»»

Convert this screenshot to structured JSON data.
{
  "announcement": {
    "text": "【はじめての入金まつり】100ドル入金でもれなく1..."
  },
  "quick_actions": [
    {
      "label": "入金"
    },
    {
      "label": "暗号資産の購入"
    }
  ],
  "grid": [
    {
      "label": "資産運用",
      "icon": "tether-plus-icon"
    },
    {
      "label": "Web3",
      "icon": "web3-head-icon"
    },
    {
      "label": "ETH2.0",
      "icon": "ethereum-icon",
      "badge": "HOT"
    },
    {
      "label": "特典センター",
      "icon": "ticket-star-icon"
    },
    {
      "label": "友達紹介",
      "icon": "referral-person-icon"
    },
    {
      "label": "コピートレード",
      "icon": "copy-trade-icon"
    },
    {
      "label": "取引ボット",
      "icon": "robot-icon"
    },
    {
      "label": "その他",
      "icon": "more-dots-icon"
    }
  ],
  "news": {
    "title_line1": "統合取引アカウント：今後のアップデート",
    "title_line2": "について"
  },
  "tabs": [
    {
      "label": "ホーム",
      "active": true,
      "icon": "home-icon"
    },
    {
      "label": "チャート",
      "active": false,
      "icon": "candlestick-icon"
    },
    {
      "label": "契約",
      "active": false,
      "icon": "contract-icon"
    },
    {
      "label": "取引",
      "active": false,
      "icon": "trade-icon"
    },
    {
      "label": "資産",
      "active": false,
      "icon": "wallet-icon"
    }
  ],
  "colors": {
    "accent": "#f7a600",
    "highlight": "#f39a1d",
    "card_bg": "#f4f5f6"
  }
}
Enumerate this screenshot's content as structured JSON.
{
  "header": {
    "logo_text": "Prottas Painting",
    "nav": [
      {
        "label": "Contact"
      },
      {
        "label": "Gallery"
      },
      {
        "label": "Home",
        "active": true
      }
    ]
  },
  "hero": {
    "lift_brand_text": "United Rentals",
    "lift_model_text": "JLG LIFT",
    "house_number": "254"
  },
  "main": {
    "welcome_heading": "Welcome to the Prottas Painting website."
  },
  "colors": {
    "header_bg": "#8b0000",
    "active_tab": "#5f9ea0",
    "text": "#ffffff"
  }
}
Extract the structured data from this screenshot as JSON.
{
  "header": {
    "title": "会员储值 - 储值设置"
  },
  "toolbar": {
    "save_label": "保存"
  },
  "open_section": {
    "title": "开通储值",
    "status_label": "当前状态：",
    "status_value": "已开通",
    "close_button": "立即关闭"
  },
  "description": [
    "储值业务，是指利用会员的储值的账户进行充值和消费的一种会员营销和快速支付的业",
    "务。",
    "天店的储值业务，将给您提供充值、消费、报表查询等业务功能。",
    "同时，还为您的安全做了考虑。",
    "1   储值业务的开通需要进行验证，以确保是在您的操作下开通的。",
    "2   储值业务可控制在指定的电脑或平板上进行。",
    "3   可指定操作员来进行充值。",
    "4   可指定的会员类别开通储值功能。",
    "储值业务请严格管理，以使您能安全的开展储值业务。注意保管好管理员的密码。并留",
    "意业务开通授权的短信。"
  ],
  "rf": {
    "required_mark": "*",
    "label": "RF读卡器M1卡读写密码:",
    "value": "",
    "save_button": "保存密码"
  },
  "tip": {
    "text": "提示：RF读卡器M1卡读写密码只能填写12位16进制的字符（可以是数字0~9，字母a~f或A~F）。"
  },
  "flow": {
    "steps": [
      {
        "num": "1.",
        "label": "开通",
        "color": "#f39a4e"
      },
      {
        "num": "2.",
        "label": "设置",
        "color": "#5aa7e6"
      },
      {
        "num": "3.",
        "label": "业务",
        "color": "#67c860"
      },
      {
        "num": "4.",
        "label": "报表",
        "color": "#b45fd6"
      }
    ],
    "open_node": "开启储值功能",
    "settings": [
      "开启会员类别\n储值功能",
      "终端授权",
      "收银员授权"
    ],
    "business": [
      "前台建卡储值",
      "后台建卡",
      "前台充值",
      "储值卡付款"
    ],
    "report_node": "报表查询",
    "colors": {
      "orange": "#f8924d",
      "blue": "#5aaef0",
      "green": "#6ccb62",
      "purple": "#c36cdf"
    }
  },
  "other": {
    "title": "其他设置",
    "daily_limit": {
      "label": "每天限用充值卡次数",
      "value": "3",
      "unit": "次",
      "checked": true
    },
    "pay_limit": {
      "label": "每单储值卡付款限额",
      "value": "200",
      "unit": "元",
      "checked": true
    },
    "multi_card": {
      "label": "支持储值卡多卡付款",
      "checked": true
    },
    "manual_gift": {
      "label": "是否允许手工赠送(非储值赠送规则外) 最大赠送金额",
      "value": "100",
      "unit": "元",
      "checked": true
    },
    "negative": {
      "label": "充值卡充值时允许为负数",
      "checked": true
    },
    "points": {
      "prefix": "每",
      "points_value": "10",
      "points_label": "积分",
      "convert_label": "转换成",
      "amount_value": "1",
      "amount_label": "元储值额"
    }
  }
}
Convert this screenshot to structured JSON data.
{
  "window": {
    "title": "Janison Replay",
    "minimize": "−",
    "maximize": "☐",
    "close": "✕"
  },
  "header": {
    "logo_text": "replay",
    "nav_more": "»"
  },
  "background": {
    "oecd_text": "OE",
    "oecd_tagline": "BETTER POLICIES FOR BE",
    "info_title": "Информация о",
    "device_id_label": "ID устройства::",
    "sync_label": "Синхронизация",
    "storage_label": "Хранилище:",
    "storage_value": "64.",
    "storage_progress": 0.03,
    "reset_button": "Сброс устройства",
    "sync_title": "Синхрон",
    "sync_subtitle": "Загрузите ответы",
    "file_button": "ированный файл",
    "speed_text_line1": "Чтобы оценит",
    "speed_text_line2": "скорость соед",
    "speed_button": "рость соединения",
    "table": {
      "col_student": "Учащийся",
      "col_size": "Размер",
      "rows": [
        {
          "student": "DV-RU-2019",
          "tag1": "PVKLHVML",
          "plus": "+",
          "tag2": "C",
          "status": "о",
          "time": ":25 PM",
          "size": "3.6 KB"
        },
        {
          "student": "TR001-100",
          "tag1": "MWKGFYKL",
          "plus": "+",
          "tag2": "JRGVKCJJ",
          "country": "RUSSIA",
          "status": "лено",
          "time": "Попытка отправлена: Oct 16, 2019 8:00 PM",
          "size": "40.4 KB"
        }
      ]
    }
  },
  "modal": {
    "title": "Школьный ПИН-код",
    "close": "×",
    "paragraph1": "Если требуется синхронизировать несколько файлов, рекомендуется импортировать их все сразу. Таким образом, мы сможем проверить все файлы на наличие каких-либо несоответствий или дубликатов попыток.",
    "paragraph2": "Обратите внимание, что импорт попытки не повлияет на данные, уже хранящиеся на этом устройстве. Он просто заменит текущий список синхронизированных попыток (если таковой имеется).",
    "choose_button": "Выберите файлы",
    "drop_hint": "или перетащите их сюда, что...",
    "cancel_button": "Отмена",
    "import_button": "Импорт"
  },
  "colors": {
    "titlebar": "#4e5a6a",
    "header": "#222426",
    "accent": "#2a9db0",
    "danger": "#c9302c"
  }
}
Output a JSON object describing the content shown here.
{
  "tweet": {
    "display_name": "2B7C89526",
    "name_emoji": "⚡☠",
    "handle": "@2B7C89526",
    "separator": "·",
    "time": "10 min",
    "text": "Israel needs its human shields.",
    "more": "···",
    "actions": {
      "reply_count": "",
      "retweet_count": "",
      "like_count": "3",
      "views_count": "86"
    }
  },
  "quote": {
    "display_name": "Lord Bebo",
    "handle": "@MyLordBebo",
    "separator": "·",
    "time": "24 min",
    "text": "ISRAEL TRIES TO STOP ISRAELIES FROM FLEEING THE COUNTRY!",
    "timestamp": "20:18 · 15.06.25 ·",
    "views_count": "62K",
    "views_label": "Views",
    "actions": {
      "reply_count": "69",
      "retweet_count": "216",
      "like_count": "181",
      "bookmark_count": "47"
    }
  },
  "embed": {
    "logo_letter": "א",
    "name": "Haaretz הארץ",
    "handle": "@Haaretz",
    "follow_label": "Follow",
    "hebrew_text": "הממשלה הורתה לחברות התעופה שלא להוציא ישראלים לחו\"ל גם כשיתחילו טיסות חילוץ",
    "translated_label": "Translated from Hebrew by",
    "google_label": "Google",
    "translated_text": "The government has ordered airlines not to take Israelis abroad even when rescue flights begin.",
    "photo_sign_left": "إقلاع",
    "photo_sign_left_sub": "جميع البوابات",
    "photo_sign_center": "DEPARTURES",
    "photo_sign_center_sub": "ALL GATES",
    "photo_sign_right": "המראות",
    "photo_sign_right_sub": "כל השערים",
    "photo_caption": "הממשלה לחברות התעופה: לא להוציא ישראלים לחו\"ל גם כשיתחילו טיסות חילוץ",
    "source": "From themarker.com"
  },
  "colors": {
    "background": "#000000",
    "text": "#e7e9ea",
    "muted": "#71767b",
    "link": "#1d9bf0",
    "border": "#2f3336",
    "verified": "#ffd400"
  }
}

««

Look through the lines above and collect those with the word "handle".

* _COMPLETED EXERCISE_:
    "handle": "@2B7C89526",
    "handle": "@MyLordBebo",
    "handle": "@Haaretz",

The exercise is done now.